## Directions:
Reproduce the listing below in its entirety. Change nothing.

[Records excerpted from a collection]
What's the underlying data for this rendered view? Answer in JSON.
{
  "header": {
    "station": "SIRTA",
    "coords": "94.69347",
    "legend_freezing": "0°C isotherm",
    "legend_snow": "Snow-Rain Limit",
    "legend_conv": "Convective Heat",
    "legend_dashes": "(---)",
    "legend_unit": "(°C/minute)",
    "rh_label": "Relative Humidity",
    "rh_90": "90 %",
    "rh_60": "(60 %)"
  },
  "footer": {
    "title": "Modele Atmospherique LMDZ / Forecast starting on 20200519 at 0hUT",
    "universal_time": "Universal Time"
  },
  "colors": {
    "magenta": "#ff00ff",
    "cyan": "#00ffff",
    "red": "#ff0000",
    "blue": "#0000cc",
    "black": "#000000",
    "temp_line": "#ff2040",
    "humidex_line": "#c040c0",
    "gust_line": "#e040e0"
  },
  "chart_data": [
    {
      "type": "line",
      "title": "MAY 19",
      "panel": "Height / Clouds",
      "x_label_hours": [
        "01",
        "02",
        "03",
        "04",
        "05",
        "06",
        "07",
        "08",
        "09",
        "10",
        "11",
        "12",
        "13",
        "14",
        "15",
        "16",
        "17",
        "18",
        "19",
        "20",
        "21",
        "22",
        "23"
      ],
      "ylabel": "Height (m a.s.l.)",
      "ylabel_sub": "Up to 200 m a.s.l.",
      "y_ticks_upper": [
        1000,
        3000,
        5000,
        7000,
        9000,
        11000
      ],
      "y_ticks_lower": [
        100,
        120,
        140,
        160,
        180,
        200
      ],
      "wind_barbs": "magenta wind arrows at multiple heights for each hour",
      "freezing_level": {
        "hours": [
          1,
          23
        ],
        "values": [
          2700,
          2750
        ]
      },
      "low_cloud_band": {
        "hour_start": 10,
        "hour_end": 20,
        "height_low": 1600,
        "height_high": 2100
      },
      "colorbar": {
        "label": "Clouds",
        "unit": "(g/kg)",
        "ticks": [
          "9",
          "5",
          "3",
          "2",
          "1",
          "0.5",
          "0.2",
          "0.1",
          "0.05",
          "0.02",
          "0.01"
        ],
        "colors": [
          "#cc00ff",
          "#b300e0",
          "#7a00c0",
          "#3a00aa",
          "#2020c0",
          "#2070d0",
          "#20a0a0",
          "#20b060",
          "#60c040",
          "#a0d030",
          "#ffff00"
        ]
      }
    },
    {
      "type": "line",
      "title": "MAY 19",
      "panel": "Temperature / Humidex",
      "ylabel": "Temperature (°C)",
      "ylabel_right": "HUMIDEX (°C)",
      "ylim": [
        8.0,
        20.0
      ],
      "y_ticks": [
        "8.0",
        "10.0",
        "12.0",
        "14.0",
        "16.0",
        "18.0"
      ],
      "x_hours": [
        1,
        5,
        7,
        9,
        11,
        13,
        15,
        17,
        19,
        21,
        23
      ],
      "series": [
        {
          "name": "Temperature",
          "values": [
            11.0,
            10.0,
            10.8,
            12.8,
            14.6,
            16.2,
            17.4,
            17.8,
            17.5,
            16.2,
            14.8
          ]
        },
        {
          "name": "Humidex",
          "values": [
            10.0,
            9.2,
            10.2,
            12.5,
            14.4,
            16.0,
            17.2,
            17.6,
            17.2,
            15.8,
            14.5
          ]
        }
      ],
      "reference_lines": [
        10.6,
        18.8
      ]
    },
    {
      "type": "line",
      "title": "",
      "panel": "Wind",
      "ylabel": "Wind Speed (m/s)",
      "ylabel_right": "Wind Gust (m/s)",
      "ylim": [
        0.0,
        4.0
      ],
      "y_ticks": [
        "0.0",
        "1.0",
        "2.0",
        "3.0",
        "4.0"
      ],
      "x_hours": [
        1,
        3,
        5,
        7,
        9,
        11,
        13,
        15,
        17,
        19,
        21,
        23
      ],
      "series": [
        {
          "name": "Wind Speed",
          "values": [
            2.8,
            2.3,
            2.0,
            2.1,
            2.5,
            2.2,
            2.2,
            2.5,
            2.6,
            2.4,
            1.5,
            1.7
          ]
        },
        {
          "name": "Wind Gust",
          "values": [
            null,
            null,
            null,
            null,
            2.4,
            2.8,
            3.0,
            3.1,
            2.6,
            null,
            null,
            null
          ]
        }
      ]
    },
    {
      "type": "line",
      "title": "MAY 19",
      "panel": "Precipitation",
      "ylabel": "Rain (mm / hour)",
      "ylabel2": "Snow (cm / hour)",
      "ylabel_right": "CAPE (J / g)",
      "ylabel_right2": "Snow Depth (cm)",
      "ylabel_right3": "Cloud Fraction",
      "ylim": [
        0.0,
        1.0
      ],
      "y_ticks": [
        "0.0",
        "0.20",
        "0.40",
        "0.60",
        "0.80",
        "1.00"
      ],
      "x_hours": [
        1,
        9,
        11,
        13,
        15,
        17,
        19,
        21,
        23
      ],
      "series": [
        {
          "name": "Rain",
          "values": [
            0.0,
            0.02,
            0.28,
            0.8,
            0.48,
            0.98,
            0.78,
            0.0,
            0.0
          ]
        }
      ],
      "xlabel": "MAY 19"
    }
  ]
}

## Complete answer:
What's the underlying data for this rendered view? Answer in JSON.
{
  "header": {
    "station": "SIRTA",
    "coords": "94.69347",
    "legend_freezing": "0°C isotherm",
    "legend_snow": "Snow-Rain Limit",
    "legend_conv": "Convective Heat",
    "legend_dashes": "(---)",
    "legend_unit": "(°C/minute)",
    "rh_label": "Relative Humidity",
    "rh_90": "90 %",
    "rh_60": "(60 %)"
  },
  "footer": {
    "title": "Modele Atmospherique LMDZ / Forecast starting on 20200519 at 0hUT",
    "universal_time": "Universal Time"
  },
  "colors": {
    "magenta": "#ff00ff",
    "cyan": "#00ffff",
    "red": "#ff0000",
    "blue": "#0000cc",
    "black": "#000000",
    "temp_line": "#ff2040",
    "humidex_line": "#c040c0",
    "gust_line": "#e040e0"
  },
  "chart_data": [
    {
      "type": "line",
      "title": "MAY 19",
      "panel": "Height / Clouds",
      "x_label_hours": [
        "01",
        "02",
        "03",
        "04",
        "05",
        "06",
        "07",
        "08",
        "09",
        "10",
        "11",
        "12",
        "13",
        "14",
        "15",
        "16",
        "17",
        "18",
        "19",
        "20",
        "21",
        "22",
        "23"
      ],
      "ylabel": "Height (m a.s.l.)",
      "ylabel_sub": "Up to 200 m a.s.l.",
      "y_ticks_upper": [
        1000,
        3000,
        5000,
        7000,
        9000,
        11000
      ],
      "y_ticks_lower": [
        100,
        120,
        140,
        160,
        180,
        200
      ],
      "wind_barbs": "magenta wind arrows at multiple heights for each hour",
      "freezing_level": {
        "hours": [
          1,
          23
        ],
        "values": [
          2700,
          2750
        ]
      },
      "low_cloud_band": {
        "hour_start": 10,
        "hour_end": 20,
        "height_low": 1600,
        "height_high": 2100
      },
      "colorbar": {
        "label": "Clouds",
        "unit": "(g/kg)",
        "ticks": [
          "9",
          "5",
          "3",
          "2",
          "1",
          "0.5",
          "0.2",
          "0.1",
          "0.05",
          "0.02",
          "0.01"
        ],
        "colors": [
          "#cc00ff",
          "#b300e0",
          "#7a00c0",
          "#3a00aa",
          "#2020c0",
          "#2070d0",
          "#20a0a0",
          "#20b060",
          "#60c040",
          "#a0d030",
          "#ffff00"
        ]
      }
    },
    {
      "type": "line",
      "title": "MAY 19",
      "panel": "Temperature / Humidex",
      "ylabel": "Temperature (°C)",
      "ylabel_right": "HUMIDEX (°C)",
      "ylim": [
        8.0,
        20.0
      ],
      "y_ticks": [
        "8.0",
        "10.0",
        "12.0",
        "14.0",
        "16.0",
        "18.0"
      ],
      "x_hours": [
        1,
        5,
        7,
        9,
        11,
        13,
        15,
        17,
        19,
        21,
        23
      ],
      "series": [
        {
          "name": "Temperature",
          "values": [
            11.0,
            10.0,
            10.8,
            12.8,
            14.6,
            16.2,
            17.4,
            17.8,
            17.5,
            16.2,
            14.8
          ]
        },
        {
          "name": "Humidex",
          "values": [
            10.0,
            9.2,
            10.2,
            12.5,
            14.4,
            16.0,
            17.2,
            17.6,
            17.2,
            15.8,
            14.5
          ]
        }
      ],
      "reference_lines": [
        10.6,
        18.8
      ]
    },
    {
      "type": "line",
      "title": "",
      "panel": "Wind",
      "ylabel": "Wind Speed (m/s)",
      "ylabel_right": "Wind Gust (m/s)",
      "ylim": [
        0.0,
        4.0
      ],
      "y_ticks": [
        "0.0",
        "1.0",
        "2.0",
        "3.0",
        "4.0"
      ],
      "x_hours": [
        1,
        3,
        5,
        7,
        9,
        11,
        13,
        15,
        17,
        19,
        21,
        23
      ],
      "series": [
        {
          "name": "Wind Speed",
          "values": [
            2.8,
            2.3,
            2.0,
            2.1,
            2.5,
            2.2,
            2.2,
            2.5,
            2.6,
            2.4,
            1.5,
            1.7
          ]
        },
        {
          "name": "Wind Gust",
          "values": [
            null,
            null,
            null,
            null,
            2.4,
            2.8,
            3.0,
            3.1,
            2.6,
            null,
            null,
            null
          ]
        }
      ]
    },
    {
      "type": "line",
      "title": "MAY 19",
      "panel": "Precipitation",
      "ylabel": "Rain (mm / hour)",
      "ylabel2": "Snow (cm / hour)",
      "ylabel_right": "CAPE (J / g)",
      "ylabel_right2": "Snow Depth (cm)",
      "ylabel_right3": "Cloud Fraction",
      "ylim": [
        0.0,
        1.0
      ],
      "y_ticks": [
        "0.0",
        "0.20",
        "0.40",
        "0.60",
        "0.80",
        "1.00"
      ],
      "x_hours": [
        1,
        9,
        11,
        13,
        15,
        17,
        19,
        21,
        23
      ],
      "series": [
        {
          "name": "Rain",
          "values": [
            0.0,
            0.02,
            0.28,
            0.8,
            0.48,
            0.98,
            0.78,
            0.0,
            0.0
          ]
        }
      ],
      "xlabel": "MAY 19"
    }
  ]
}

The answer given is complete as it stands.